__WHAT IS BEING ASKED__.
Find every line containing the word "dartz" in the records below; report only how many there are.

========================

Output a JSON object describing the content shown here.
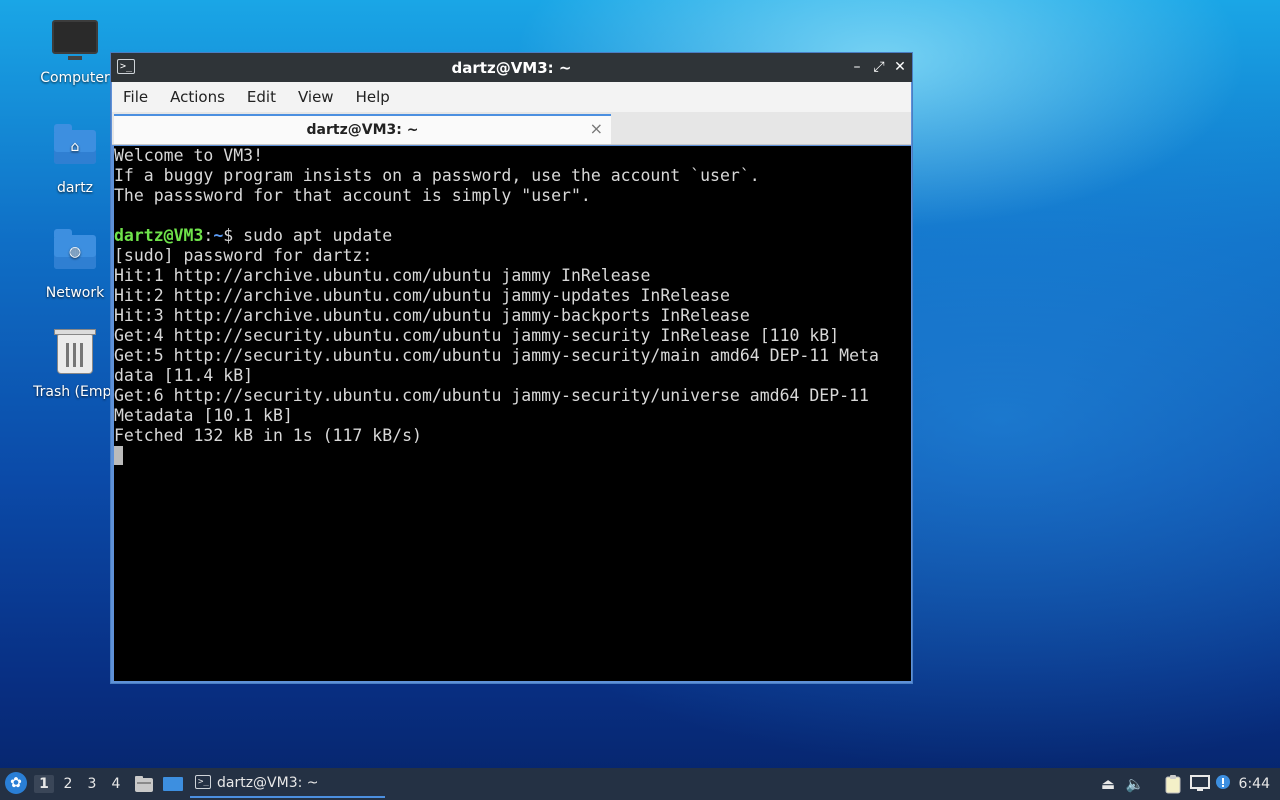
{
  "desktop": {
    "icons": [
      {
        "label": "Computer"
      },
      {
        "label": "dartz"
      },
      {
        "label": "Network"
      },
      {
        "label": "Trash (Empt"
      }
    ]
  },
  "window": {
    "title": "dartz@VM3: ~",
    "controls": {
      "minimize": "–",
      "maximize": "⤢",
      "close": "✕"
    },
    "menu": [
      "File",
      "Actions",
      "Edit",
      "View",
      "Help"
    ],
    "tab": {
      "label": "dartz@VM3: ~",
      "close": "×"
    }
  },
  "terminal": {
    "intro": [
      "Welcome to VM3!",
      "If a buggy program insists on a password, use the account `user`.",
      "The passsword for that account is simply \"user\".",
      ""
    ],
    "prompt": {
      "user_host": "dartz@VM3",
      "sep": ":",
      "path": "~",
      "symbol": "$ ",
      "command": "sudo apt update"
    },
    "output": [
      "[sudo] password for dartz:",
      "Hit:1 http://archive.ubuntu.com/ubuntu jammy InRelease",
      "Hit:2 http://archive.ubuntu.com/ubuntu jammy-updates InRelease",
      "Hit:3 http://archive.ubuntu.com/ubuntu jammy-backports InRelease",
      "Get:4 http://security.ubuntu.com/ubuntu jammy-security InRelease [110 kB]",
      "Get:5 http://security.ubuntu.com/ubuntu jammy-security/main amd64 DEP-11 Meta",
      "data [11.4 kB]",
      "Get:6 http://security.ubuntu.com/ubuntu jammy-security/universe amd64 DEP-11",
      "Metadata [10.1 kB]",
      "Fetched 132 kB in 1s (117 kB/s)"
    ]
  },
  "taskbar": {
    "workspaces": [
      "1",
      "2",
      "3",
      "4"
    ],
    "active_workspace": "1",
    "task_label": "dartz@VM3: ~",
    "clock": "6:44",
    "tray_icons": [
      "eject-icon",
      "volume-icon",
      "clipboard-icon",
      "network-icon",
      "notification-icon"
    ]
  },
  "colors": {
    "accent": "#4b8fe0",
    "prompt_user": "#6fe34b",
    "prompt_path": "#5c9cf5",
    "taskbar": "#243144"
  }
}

========================

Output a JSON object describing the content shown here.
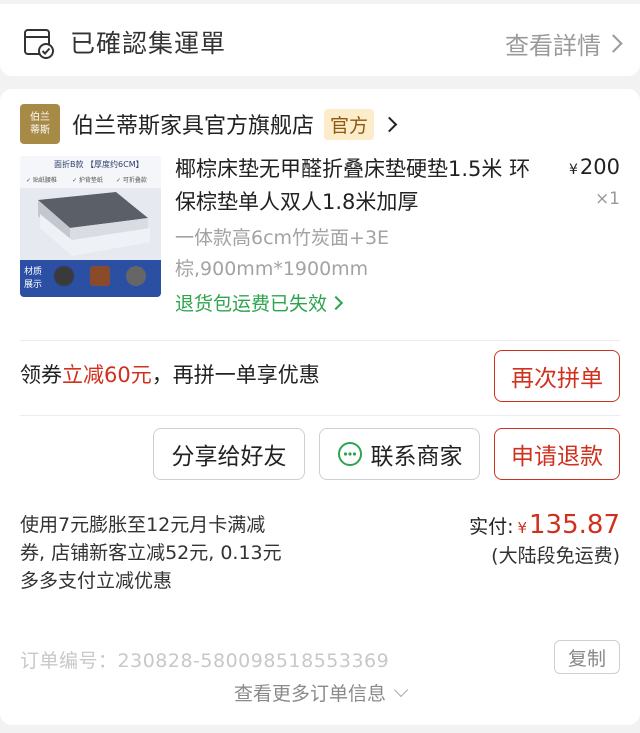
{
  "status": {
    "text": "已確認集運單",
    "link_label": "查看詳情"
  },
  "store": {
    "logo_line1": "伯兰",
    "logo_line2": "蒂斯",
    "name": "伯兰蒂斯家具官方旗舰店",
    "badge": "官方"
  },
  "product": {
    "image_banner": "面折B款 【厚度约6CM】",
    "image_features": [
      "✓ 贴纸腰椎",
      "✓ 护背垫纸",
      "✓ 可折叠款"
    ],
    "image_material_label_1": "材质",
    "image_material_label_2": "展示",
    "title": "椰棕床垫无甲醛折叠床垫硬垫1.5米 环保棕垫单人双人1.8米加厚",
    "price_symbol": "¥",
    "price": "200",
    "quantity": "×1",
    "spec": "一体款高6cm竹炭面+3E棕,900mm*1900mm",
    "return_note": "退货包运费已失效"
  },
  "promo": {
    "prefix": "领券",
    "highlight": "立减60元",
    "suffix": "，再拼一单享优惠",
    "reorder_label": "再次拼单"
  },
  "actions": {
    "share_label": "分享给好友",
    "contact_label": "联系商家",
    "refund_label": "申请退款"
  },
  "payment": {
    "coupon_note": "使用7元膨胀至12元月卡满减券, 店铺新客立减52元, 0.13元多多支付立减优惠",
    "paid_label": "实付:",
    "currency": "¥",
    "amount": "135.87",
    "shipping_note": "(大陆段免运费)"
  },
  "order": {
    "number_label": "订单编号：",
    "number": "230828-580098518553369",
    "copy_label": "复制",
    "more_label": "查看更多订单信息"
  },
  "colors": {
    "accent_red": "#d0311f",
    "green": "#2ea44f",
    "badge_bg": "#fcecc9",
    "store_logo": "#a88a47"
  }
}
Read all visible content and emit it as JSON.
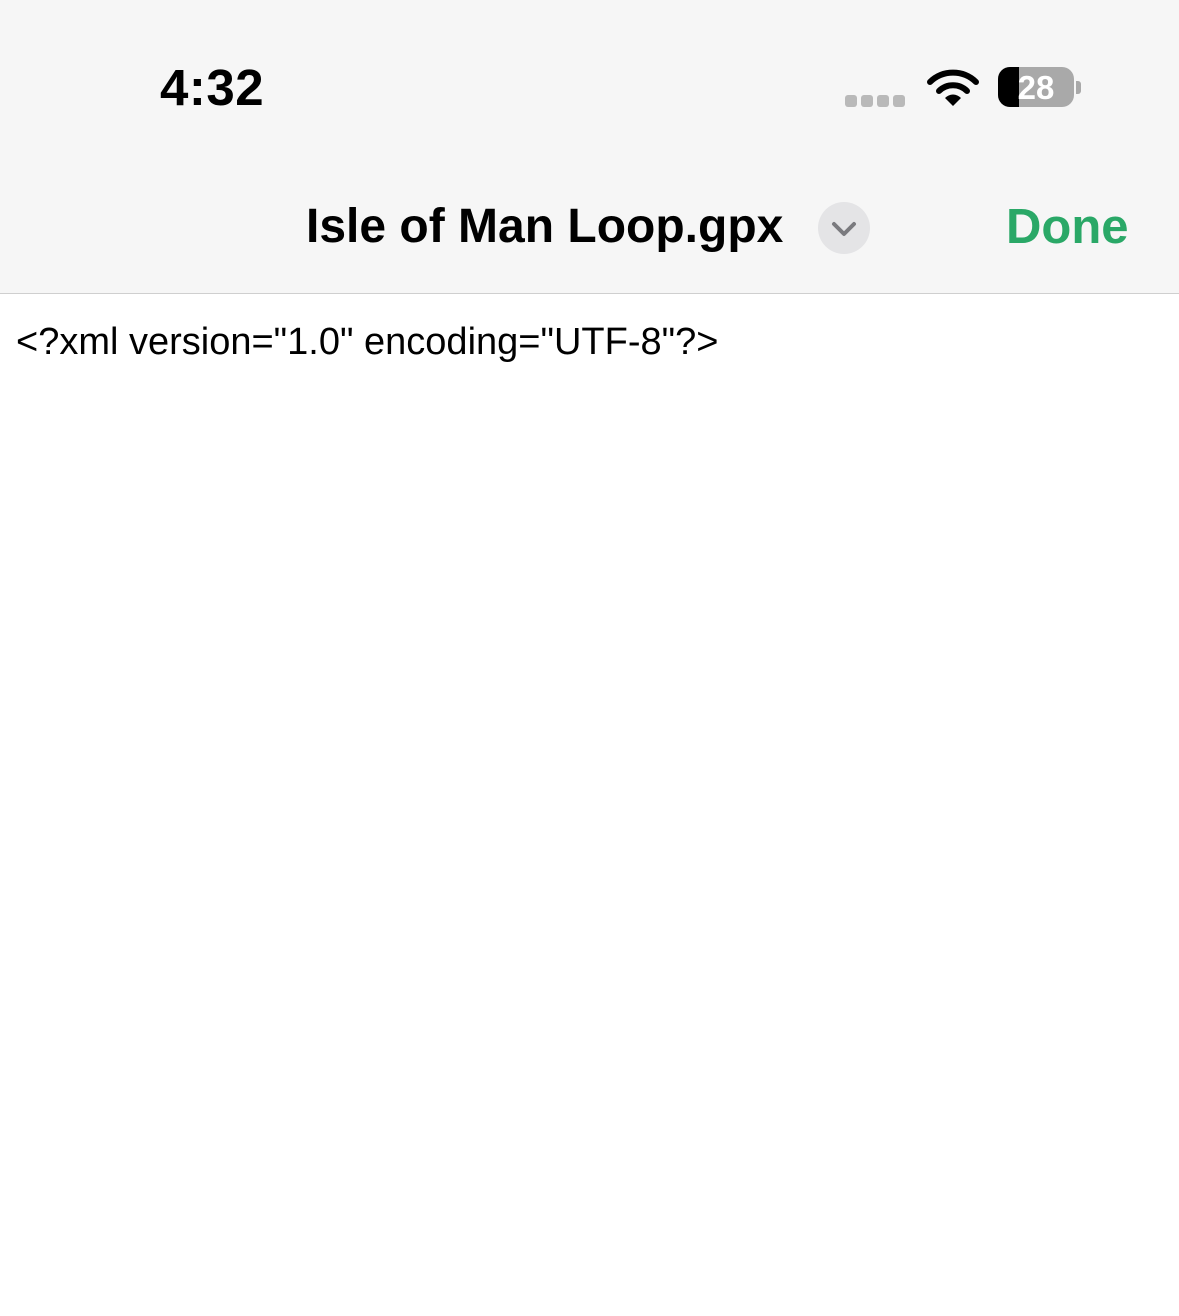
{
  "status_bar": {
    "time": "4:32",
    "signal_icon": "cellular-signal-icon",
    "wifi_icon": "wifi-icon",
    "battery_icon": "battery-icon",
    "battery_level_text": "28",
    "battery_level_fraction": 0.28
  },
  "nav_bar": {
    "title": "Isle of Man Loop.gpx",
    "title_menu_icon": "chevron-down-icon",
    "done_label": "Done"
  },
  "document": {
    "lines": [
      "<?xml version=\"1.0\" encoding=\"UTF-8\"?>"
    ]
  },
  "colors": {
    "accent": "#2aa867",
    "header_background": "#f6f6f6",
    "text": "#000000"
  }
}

========================

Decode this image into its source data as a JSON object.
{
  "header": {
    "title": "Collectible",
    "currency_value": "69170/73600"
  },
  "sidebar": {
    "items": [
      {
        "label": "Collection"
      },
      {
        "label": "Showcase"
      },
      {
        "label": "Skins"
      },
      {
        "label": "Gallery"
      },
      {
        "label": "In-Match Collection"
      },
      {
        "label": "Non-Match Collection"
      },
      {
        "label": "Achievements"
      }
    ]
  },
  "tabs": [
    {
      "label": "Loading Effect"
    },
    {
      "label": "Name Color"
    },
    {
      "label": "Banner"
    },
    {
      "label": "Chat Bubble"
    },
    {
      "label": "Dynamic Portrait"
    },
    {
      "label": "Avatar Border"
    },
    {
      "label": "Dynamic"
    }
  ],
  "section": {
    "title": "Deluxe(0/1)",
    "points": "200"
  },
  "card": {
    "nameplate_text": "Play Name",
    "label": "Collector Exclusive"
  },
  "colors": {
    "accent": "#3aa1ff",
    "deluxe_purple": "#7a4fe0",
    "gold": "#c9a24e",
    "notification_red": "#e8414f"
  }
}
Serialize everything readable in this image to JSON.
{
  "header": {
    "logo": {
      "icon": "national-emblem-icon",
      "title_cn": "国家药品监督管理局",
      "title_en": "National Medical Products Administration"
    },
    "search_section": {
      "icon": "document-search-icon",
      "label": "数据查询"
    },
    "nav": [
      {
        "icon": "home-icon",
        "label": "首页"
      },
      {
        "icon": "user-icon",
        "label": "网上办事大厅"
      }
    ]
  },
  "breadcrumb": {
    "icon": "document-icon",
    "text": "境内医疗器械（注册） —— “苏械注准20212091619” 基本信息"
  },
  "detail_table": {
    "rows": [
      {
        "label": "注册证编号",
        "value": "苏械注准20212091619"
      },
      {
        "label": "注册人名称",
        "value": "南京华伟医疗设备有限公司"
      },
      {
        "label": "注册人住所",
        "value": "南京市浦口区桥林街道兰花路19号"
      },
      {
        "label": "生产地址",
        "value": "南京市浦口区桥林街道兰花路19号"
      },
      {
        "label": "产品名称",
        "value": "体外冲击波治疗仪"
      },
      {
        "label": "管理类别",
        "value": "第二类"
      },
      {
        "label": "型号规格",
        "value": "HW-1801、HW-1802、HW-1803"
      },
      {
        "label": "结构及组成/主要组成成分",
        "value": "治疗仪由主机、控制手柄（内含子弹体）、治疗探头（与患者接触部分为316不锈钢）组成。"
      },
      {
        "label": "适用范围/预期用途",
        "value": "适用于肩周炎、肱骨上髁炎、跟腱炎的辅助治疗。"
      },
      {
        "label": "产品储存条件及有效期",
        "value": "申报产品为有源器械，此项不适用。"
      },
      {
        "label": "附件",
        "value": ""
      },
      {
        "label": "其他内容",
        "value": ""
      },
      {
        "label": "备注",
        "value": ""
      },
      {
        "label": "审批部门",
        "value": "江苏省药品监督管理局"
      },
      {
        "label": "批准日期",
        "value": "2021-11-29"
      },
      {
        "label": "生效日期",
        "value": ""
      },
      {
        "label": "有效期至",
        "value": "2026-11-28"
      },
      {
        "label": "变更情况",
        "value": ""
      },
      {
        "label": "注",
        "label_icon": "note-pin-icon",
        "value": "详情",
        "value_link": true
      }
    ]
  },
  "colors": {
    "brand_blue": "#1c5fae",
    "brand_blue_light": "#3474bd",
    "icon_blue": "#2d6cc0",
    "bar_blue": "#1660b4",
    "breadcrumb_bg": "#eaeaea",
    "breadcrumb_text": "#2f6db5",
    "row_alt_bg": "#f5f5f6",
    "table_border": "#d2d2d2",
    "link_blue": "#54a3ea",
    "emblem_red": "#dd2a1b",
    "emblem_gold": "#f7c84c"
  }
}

========================

__OUTPUT OF THE TASK__.
6